WHAT IS BEING ASKED: Copy out, from the entries below, each line holding the string "perturbed".

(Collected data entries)
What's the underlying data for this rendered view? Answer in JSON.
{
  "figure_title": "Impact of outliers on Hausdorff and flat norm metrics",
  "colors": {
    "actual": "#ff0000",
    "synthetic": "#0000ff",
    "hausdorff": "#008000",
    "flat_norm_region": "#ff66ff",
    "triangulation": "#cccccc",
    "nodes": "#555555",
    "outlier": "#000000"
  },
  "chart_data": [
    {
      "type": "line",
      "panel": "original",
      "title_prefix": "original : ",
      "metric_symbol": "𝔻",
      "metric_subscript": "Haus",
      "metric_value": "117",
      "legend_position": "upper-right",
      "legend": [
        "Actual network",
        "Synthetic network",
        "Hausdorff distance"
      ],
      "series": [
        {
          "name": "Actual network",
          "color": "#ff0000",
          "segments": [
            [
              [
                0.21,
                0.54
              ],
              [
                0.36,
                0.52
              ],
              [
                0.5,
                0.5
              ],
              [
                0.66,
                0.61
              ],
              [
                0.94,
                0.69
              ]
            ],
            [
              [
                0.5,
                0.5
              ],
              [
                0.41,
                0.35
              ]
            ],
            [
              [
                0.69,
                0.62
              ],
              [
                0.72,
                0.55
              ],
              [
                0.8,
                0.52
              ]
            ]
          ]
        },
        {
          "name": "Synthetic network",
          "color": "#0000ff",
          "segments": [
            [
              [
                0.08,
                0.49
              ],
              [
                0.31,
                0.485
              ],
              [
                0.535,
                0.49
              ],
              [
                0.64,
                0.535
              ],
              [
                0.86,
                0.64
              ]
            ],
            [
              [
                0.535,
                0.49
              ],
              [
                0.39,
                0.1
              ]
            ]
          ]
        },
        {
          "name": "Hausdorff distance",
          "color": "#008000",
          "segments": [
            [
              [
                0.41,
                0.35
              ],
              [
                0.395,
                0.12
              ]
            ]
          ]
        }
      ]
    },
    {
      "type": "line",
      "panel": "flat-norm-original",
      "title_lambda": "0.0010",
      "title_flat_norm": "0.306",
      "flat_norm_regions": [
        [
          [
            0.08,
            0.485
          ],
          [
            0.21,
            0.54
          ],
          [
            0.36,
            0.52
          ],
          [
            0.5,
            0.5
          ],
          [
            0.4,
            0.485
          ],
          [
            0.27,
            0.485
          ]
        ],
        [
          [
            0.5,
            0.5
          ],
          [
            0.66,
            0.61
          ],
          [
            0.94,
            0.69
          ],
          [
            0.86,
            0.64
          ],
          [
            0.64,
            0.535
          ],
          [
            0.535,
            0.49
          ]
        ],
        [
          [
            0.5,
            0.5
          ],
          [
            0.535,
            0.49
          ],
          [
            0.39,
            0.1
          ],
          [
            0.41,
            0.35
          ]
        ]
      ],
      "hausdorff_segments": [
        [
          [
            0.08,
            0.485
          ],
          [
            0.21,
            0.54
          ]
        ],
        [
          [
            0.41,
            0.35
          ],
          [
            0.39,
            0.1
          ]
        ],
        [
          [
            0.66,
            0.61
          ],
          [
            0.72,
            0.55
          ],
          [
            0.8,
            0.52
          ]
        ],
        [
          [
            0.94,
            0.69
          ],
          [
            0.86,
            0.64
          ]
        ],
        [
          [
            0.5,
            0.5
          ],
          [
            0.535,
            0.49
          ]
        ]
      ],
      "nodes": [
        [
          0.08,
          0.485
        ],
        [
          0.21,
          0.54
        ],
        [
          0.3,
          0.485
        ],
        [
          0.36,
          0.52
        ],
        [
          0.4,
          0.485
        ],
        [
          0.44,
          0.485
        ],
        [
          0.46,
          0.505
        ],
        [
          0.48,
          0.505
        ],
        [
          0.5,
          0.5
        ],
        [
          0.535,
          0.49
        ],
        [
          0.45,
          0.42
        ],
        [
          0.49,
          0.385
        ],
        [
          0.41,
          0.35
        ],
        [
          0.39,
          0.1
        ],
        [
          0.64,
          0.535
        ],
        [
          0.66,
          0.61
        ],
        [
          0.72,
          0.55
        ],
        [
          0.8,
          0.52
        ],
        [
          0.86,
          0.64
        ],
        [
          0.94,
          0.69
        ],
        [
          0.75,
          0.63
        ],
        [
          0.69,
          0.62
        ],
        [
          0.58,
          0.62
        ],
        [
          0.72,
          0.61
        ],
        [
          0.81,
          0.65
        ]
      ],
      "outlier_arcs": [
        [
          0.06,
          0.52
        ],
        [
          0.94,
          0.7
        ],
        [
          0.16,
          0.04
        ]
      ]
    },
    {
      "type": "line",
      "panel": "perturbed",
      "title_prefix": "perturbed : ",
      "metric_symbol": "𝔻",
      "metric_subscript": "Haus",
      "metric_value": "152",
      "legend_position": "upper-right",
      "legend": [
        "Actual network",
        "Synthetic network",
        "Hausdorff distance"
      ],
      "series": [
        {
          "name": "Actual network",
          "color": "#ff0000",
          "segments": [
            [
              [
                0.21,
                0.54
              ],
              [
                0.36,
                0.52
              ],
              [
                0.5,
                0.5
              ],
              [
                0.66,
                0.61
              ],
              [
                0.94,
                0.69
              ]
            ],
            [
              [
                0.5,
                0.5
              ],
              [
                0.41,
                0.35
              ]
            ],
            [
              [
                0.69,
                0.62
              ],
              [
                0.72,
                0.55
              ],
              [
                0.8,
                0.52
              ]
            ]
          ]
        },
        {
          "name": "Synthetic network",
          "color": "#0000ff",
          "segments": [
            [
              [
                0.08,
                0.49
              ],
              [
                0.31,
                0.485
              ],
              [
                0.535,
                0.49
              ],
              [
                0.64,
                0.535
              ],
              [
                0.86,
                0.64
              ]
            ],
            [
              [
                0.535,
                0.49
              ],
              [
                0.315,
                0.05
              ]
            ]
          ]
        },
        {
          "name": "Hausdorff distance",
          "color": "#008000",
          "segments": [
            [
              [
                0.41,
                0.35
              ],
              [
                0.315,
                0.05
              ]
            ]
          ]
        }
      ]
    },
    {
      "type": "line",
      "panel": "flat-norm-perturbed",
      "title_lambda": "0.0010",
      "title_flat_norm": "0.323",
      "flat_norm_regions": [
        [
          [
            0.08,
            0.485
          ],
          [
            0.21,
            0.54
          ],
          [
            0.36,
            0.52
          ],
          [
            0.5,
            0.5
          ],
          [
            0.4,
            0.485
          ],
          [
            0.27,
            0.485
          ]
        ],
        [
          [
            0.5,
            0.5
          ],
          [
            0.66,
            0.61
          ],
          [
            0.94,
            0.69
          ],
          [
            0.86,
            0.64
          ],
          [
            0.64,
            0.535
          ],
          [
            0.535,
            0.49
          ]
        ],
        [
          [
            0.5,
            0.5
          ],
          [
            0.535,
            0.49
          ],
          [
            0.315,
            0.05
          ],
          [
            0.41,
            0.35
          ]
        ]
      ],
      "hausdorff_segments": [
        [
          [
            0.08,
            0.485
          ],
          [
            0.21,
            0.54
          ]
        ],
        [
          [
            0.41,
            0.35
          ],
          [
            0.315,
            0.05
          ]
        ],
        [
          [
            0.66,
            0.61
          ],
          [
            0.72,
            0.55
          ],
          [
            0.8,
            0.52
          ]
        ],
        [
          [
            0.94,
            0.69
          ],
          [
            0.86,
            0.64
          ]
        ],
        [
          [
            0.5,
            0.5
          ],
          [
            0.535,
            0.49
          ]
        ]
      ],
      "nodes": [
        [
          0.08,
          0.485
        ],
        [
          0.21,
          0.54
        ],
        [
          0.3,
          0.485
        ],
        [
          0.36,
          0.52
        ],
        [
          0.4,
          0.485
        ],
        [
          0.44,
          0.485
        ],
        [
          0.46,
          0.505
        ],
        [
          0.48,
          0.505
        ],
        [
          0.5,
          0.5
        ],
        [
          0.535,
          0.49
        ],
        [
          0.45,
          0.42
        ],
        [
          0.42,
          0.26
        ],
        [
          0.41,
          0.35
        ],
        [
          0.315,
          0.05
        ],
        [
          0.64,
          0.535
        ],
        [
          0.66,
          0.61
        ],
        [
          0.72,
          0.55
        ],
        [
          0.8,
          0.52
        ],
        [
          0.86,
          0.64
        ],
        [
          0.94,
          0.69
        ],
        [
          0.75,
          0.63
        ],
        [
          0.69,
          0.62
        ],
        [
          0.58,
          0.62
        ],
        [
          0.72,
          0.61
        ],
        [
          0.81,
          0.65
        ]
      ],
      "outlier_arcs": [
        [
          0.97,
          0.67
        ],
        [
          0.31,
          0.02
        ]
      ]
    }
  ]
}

COMPLETE ANSWER:
      "panel": "perturbed",
      "title_prefix": "perturbed : ",
      "panel": "flat-norm-perturbed",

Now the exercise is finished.